▶ _THE DATA_:
[Start]

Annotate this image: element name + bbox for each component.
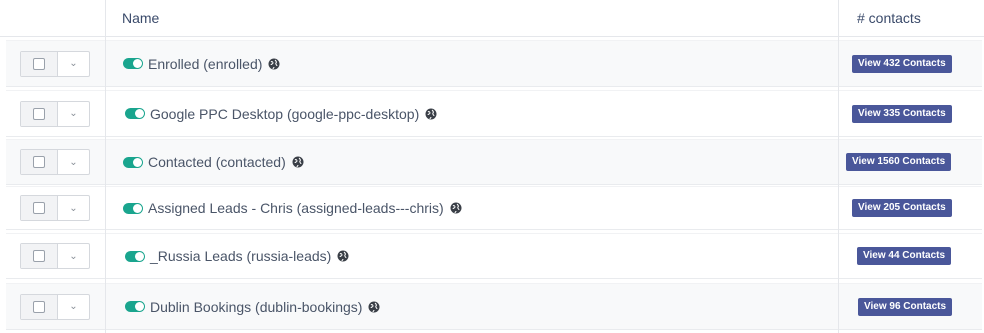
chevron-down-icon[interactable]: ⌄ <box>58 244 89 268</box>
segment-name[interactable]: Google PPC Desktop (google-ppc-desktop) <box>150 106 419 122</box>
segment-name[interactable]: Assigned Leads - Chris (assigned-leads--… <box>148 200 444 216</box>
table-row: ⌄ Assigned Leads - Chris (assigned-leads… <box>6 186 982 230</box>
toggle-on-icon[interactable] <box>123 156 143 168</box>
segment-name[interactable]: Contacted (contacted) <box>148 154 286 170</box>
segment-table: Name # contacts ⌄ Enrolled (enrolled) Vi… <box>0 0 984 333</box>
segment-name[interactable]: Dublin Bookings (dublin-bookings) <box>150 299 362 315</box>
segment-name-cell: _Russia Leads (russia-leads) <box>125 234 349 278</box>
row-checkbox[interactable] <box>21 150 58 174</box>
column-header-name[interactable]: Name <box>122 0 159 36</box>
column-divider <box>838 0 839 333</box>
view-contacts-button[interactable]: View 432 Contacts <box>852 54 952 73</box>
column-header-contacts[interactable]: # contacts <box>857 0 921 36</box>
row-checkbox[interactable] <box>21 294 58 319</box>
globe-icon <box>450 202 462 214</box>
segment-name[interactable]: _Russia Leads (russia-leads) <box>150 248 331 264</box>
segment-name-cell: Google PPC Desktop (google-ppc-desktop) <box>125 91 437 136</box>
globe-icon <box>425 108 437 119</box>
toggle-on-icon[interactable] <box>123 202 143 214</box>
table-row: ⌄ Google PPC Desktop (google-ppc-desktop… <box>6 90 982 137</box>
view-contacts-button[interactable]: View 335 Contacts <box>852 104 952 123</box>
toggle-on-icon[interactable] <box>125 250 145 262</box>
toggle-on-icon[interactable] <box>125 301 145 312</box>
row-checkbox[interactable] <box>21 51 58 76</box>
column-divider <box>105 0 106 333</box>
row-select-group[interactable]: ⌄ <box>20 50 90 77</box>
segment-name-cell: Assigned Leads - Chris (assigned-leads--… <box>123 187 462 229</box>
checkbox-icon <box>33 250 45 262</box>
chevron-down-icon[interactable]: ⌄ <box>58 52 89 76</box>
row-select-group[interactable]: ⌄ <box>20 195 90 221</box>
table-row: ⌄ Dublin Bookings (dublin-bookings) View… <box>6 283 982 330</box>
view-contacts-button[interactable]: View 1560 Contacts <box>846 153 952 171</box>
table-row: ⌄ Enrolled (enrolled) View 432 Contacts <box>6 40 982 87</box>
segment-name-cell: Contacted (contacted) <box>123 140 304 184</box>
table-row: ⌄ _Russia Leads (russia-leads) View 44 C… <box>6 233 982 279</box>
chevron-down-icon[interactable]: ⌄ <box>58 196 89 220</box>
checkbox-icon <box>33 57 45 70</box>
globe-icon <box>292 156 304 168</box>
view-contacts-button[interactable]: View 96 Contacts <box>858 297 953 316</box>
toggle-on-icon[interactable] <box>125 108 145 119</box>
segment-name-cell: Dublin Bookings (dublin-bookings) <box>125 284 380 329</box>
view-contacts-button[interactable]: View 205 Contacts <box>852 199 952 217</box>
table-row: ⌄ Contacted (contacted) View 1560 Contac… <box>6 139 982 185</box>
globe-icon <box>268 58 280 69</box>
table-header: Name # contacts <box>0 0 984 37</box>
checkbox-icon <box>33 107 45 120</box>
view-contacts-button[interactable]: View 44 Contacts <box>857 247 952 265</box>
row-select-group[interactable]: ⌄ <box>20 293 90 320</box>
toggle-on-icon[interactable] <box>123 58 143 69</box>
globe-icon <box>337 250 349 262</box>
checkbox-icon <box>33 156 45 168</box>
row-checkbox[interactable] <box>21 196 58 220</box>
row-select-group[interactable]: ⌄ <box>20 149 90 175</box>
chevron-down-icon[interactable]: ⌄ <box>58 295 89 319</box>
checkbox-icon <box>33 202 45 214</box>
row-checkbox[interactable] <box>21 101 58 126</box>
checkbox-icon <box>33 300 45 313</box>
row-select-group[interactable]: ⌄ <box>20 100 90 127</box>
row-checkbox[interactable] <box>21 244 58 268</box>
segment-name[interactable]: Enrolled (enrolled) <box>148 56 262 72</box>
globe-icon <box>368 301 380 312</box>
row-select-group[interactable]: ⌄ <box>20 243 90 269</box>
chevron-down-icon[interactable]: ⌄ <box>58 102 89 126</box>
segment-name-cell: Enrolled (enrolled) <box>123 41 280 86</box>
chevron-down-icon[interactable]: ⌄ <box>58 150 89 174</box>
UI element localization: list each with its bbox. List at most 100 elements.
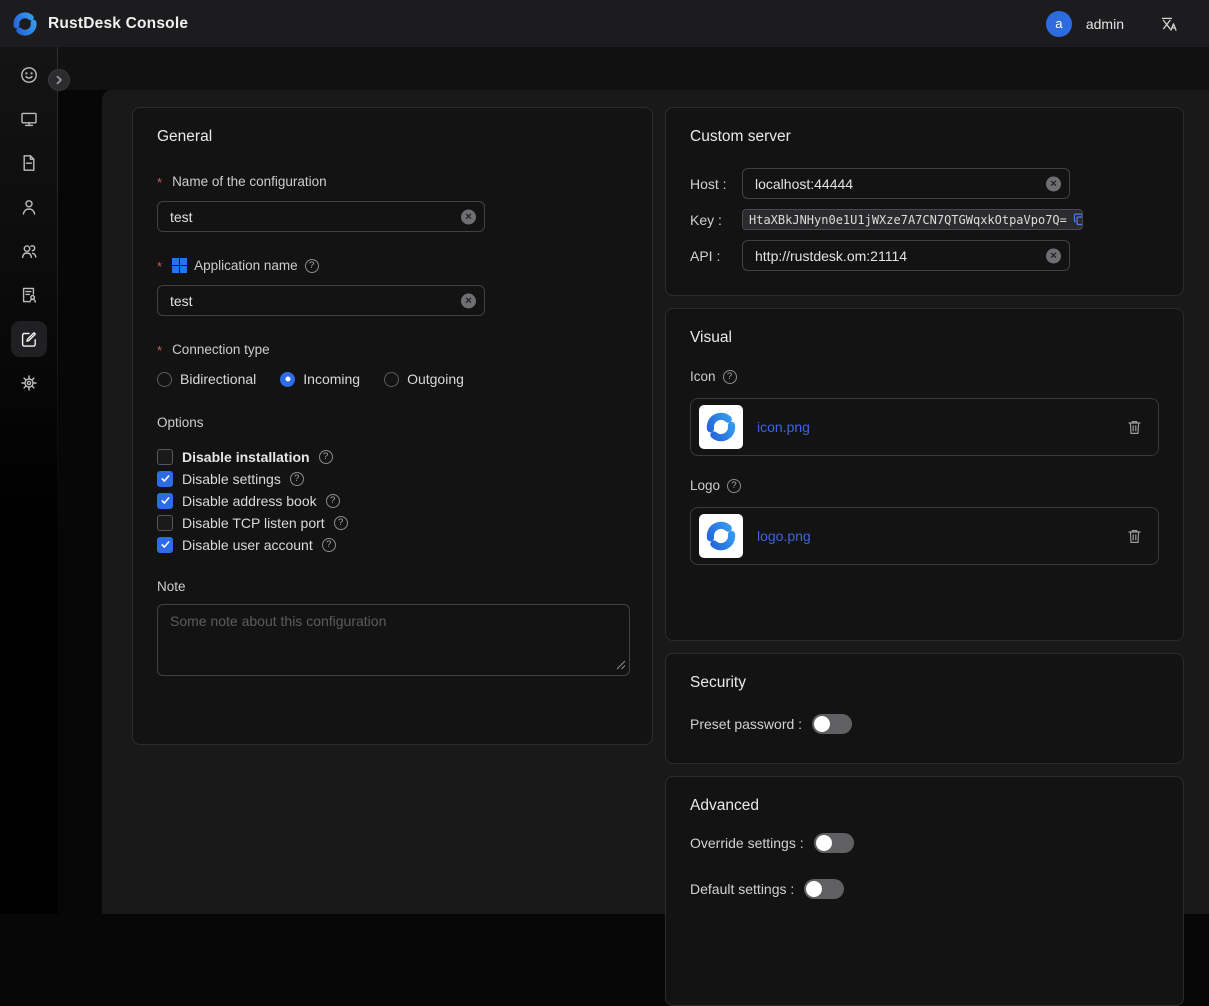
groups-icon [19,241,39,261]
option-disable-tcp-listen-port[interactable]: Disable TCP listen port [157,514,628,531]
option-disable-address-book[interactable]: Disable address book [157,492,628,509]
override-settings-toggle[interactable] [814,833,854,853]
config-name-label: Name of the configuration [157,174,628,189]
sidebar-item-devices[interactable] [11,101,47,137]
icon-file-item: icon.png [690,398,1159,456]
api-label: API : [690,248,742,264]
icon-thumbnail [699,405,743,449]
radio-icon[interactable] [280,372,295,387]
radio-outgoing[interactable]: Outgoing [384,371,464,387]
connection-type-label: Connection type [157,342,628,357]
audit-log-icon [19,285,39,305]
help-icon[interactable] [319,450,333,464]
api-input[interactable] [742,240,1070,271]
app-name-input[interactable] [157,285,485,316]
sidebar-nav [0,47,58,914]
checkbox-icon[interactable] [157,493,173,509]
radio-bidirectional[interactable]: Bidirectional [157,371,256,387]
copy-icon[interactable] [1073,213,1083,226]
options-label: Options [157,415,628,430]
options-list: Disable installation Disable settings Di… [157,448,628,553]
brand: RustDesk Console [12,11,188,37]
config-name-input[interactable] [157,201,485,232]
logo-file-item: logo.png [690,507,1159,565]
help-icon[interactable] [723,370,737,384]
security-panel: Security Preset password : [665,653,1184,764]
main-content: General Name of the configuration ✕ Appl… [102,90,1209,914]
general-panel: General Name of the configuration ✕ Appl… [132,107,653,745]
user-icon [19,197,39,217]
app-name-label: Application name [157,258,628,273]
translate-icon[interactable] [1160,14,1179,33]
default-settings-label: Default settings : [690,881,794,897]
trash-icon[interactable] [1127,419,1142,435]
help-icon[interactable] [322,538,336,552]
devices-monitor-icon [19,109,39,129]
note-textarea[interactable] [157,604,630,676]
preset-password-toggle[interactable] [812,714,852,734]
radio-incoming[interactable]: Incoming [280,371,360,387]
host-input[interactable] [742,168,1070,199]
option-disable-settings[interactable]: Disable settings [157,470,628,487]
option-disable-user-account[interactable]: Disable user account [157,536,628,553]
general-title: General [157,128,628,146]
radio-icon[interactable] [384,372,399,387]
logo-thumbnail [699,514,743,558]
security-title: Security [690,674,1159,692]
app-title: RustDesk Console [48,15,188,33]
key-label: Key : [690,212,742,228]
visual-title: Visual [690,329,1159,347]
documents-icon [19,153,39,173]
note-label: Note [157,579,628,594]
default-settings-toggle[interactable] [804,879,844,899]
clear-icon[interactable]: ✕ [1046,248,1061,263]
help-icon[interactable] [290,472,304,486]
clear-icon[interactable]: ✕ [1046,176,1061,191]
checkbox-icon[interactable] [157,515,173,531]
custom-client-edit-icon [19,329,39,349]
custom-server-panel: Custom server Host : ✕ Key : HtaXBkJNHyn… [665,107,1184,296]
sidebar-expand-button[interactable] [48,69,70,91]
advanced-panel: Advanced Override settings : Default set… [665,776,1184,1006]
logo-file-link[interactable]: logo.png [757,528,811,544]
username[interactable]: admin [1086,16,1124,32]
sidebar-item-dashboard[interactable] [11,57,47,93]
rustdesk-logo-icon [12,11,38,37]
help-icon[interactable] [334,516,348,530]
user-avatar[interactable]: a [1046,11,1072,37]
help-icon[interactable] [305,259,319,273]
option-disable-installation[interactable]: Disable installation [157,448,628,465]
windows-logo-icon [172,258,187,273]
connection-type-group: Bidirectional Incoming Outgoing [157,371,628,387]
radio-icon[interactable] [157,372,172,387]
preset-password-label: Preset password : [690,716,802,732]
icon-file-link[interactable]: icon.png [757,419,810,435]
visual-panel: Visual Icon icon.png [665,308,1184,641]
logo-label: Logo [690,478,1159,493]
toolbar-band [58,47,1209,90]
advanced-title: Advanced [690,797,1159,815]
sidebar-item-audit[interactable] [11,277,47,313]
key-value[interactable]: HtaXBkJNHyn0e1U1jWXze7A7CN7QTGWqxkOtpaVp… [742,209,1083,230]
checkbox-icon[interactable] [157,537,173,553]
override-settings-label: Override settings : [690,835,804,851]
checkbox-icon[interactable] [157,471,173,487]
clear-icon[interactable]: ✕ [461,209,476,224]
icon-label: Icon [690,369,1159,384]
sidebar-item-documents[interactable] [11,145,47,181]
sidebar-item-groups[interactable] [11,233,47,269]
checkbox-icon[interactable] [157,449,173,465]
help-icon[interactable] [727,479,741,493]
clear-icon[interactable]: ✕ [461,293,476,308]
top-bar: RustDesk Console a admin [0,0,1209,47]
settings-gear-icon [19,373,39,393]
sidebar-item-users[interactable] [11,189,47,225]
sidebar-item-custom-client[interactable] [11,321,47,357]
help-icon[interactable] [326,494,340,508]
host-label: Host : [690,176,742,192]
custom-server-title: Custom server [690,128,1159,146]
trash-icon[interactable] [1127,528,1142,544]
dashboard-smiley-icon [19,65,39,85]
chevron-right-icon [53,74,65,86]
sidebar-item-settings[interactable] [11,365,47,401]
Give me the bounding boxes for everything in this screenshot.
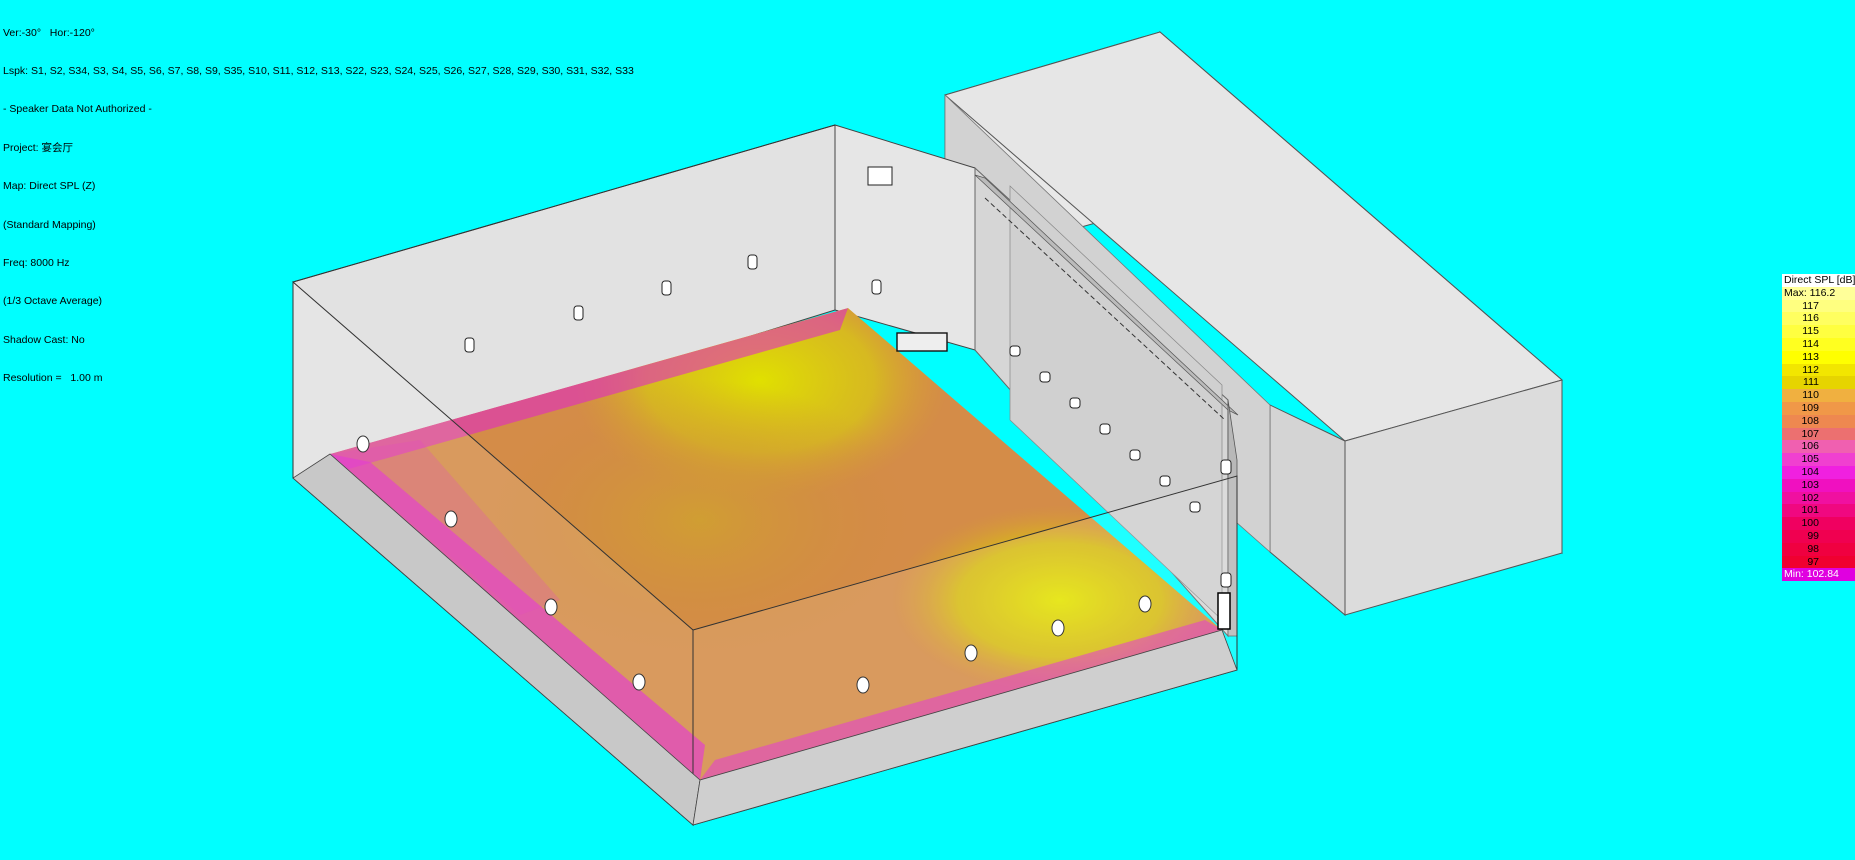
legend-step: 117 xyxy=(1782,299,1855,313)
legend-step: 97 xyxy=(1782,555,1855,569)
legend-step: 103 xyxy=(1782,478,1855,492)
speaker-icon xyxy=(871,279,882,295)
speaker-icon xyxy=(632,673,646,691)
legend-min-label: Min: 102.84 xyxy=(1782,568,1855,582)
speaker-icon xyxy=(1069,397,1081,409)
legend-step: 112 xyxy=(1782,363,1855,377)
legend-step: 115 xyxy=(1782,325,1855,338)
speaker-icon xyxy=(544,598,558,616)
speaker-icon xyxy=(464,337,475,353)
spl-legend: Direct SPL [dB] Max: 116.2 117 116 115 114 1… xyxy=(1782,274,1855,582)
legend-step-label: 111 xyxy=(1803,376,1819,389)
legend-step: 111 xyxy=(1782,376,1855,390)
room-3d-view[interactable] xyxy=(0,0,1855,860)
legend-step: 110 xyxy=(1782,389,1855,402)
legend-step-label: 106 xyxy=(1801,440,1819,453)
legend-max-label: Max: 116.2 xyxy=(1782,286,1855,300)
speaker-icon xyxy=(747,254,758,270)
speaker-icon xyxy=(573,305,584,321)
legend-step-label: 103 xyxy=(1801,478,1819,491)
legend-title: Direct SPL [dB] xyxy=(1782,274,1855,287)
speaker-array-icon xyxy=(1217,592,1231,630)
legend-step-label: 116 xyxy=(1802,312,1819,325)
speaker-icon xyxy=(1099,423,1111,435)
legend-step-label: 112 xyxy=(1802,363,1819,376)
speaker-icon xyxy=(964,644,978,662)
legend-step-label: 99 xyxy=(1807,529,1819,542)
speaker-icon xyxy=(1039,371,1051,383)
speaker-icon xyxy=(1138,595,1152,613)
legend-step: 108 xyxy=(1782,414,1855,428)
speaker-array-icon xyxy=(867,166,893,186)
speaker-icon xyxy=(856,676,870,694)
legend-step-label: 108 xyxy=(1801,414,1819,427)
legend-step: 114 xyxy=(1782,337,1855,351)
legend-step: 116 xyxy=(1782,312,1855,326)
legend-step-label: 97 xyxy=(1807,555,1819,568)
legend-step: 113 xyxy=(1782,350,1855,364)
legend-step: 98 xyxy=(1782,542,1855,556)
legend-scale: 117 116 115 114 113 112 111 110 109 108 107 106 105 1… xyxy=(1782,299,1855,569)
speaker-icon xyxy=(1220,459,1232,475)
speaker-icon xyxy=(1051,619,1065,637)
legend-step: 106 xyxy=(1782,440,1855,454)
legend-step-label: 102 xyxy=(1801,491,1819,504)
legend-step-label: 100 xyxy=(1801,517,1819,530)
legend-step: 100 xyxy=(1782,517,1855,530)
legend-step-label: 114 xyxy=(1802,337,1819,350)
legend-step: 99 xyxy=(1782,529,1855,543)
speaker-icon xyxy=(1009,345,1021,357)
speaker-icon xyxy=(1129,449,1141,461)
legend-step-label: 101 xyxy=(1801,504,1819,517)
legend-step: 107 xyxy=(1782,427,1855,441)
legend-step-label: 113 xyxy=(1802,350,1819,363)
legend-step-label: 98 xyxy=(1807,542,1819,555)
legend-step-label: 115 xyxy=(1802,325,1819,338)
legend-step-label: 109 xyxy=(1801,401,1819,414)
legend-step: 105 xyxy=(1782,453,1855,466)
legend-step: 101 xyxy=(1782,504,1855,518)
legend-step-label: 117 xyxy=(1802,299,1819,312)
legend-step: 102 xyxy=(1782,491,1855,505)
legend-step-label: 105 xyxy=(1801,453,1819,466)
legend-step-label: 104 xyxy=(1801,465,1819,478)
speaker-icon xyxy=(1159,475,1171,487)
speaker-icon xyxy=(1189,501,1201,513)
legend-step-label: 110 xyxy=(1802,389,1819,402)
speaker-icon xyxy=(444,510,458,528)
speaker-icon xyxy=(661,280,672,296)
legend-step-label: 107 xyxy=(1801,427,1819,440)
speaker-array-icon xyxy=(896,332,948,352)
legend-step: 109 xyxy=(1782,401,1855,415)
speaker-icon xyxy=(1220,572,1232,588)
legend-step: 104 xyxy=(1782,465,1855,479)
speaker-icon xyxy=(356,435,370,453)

[End]

▶ _AIM_:
Copy the records again, beginning at the line that contains "legend-step: 117 xyxy=(1782,299,1855,313)" and stopping after the line that contains "legend-step: 110 xyxy=(1782,389,1855,402)", and switch "speaker-icon" to "loudspeaker-icon" while leaving everything else unchanged.

▶ _EXERCISE RESPONSE_:
legend-step: 117 xyxy=(1782,299,1855,313)
legend-step: 97 xyxy=(1782,555,1855,569)
legend-step: 103 xyxy=(1782,478,1855,492)
loudspeaker-icon xyxy=(871,279,882,295)
loudspeaker-icon xyxy=(632,673,646,691)
legend-min-label: Min: 102.84 xyxy=(1782,568,1855,582)
loudspeaker-icon xyxy=(1069,397,1081,409)
legend-step: 112 xyxy=(1782,363,1855,377)
legend-step: 115 xyxy=(1782,325,1855,338)
loudspeaker-icon xyxy=(544,598,558,616)
loudspeaker-icon xyxy=(464,337,475,353)
spl-legend: Direct SPL [dB] Max: 116.2 117 116 115 114 1… xyxy=(1782,274,1855,582)
legend-step-label: 111 xyxy=(1803,376,1819,389)
legend-step: 111 xyxy=(1782,376,1855,390)
room-3d-view[interactable] xyxy=(0,0,1855,860)
legend-step: 110 xyxy=(1782,389,1855,402)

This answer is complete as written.